— LISTED RECORDS —
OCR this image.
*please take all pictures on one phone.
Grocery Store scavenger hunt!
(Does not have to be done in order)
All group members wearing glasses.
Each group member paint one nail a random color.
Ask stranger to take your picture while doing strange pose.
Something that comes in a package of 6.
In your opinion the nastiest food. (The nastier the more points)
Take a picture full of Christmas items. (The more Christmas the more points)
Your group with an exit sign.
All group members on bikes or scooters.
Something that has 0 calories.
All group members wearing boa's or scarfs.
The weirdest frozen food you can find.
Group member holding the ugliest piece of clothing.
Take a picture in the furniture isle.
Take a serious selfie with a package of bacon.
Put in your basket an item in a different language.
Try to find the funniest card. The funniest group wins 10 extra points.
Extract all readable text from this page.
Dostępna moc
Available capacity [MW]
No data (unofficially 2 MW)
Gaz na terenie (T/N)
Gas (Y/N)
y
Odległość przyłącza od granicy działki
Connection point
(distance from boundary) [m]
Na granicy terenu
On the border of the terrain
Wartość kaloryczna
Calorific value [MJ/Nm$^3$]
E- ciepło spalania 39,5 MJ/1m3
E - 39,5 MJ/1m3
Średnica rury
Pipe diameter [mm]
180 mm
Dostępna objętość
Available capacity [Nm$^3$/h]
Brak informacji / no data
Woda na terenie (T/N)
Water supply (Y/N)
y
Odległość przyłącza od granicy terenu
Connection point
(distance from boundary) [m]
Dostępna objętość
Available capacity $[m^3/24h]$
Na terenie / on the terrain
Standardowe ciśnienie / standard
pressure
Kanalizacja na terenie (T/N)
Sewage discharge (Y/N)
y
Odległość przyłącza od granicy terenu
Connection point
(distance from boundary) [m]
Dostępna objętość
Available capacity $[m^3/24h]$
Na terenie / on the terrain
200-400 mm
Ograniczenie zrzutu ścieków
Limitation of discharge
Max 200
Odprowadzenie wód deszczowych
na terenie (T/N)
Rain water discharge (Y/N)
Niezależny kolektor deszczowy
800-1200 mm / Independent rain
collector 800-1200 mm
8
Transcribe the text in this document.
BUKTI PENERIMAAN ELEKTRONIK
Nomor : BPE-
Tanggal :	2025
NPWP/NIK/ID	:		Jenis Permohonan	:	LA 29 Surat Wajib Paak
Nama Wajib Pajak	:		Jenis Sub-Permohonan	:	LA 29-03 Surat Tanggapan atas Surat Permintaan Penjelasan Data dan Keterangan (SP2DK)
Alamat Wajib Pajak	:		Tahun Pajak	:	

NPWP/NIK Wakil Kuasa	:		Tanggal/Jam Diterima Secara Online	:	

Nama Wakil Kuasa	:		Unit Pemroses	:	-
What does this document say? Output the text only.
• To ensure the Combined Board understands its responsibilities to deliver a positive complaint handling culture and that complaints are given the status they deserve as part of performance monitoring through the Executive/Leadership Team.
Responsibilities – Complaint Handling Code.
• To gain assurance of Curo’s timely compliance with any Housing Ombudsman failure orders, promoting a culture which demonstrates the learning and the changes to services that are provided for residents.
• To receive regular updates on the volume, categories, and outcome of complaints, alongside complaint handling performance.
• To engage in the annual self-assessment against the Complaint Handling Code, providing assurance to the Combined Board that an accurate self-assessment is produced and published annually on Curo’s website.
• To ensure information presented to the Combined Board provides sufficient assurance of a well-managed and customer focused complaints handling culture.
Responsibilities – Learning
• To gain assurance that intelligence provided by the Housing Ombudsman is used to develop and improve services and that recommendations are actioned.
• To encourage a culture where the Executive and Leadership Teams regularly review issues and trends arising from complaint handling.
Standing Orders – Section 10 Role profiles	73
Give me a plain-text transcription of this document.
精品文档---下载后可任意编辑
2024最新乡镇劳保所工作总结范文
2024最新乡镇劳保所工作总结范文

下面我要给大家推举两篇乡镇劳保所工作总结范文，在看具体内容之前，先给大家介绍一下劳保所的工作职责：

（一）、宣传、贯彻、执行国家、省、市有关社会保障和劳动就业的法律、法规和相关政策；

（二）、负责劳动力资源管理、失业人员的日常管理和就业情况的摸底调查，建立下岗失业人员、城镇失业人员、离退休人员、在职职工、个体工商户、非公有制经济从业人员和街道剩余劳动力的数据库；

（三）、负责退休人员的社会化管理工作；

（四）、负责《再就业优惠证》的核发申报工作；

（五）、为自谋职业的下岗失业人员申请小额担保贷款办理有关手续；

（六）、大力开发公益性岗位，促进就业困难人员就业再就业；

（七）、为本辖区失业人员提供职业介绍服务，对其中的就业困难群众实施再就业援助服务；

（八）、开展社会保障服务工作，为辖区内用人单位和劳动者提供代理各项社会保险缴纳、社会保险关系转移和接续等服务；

— INSTRUCTIONS TO FOLLOW —
Print all the data exactly.

— ANSWER TO THE PROBLEM —
OCR this image.
*please take all pictures on one phone.
Grocery Store scavenger hunt!
(Does not have to be done in order)
All group members wearing glasses.
Each group member paint one nail a random color.
Ask stranger to take your picture while doing strange pose.
Something that comes in a package of 6.
In your opinion the nastiest food. (The nastier the more points)
Take a picture full of Christmas items. (The more Christmas the more points)
Your group with an exit sign.
All group members on bikes or scooters.
Something that has 0 calories.
All group members wearing boa's or scarfs.
The weirdest frozen food you can find.
Group member holding the ugliest piece of clothing.
Take a picture in the furniture isle.
Take a serious selfie with a package of bacon.
Put in your basket an item in a different language.
Try to find the funniest card. The funniest group wins 10 extra points.
Extract all readable text from this page.
Dostępna moc
Available capacity [MW]
No data (unofficially 2 MW)
Gaz na terenie (T/N)
Gas (Y/N)
y
Odległość przyłącza od granicy działki
Connection point
(distance from boundary) [m]
Na granicy terenu
On the border of the terrain
Wartość kaloryczna
Calorific value [MJ/Nm$^3$]
E- ciepło spalania 39,5 MJ/1m3
E - 39,5 MJ/1m3
Średnica rury
Pipe diameter [mm]
180 mm
Dostępna objętość
Available capacity [Nm$^3$/h]
Brak informacji / no data
Woda na terenie (T/N)
Water supply (Y/N)
y
Odległość przyłącza od granicy terenu
Connection point
(distance from boundary) [m]
Dostępna objętość
Available capacity $[m^3/24h]$
Na terenie / on the terrain
Standardowe ciśnienie / standard
pressure
Kanalizacja na terenie (T/N)
Sewage discharge (Y/N)
y
Odległość przyłącza od granicy terenu
Connection point
(distance from boundary) [m]
Dostępna objętość
Available capacity $[m^3/24h]$
Na terenie / on the terrain
200-400 mm
Ograniczenie zrzutu ścieków
Limitation of discharge
Max 200
Odprowadzenie wód deszczowych
na terenie (T/N)
Rain water discharge (Y/N)
Niezależny kolektor deszczowy
800-1200 mm / Independent rain
collector 800-1200 mm
8
Transcribe the text in this document.
BUKTI PENERIMAAN ELEKTRONIK
Nomor : BPE-
Tanggal :	2025
NPWP/NIK/ID	:		Jenis Permohonan	:	LA 29 Surat Wajib Paak
Nama Wajib Pajak	:		Jenis Sub-Permohonan	:	LA 29-03 Surat Tanggapan atas Surat Permintaan Penjelasan Data dan Keterangan (SP2DK)
Alamat Wajib Pajak	:		Tahun Pajak	:	

NPWP/NIK Wakil Kuasa	:		Tanggal/Jam Diterima Secara Online	:	

Nama Wakil Kuasa	:		Unit Pemroses	:	-
What does this document say? Output the text only.
• To ensure the Combined Board understands its responsibilities to deliver a positive complaint handling culture and that complaints are given the status they deserve as part of performance monitoring through the Executive/Leadership Team.
Responsibilities – Complaint Handling Code.
• To gain assurance of Curo’s timely compliance with any Housing Ombudsman failure orders, promoting a culture which demonstrates the learning and the changes to services that are provided for residents.
• To receive regular updates on the volume, categories, and outcome of complaints, alongside complaint handling performance.
• To engage in the annual self-assessment against the Complaint Handling Code, providing assurance to the Combined Board that an accurate self-assessment is produced and published annually on Curo’s website.
• To ensure information presented to the Combined Board provides sufficient assurance of a well-managed and customer focused complaints handling culture.
Responsibilities – Learning
• To gain assurance that intelligence provided by the Housing Ombudsman is used to develop and improve services and that recommendations are actioned.
• To encourage a culture where the Executive and Leadership Teams regularly review issues and trends arising from complaint handling.
Standing Orders – Section 10 Role profiles	73
Give me a plain-text transcription of this document.
精品文档---下载后可任意编辑
2024最新乡镇劳保所工作总结范文
2024最新乡镇劳保所工作总结范文

下面我要给大家推举两篇乡镇劳保所工作总结范文，在看具体内容之前，先给大家介绍一下劳保所的工作职责：

（一）、宣传、贯彻、执行国家、省、市有关社会保障和劳动就业的法律、法规和相关政策；

（二）、负责劳动力资源管理、失业人员的日常管理和就业情况的摸底调查，建立下岗失业人员、城镇失业人员、离退休人员、在职职工、个体工商户、非公有制经济从业人员和街道剩余劳动力的数据库；

（三）、负责退休人员的社会化管理工作；

（四）、负责《再就业优惠证》的核发申报工作；

（五）、为自谋职业的下岗失业人员申请小额担保贷款办理有关手续；

（六）、大力开发公益性岗位，促进就业困难人员就业再就业；

（七）、为本辖区失业人员提供职业介绍服务，对其中的就业困难群众实施再就业援助服务；

（八）、开展社会保障服务工作，为辖区内用人单位和劳动者提供代理各项社会保险缴纳、社会保险关系转移和接续等服务；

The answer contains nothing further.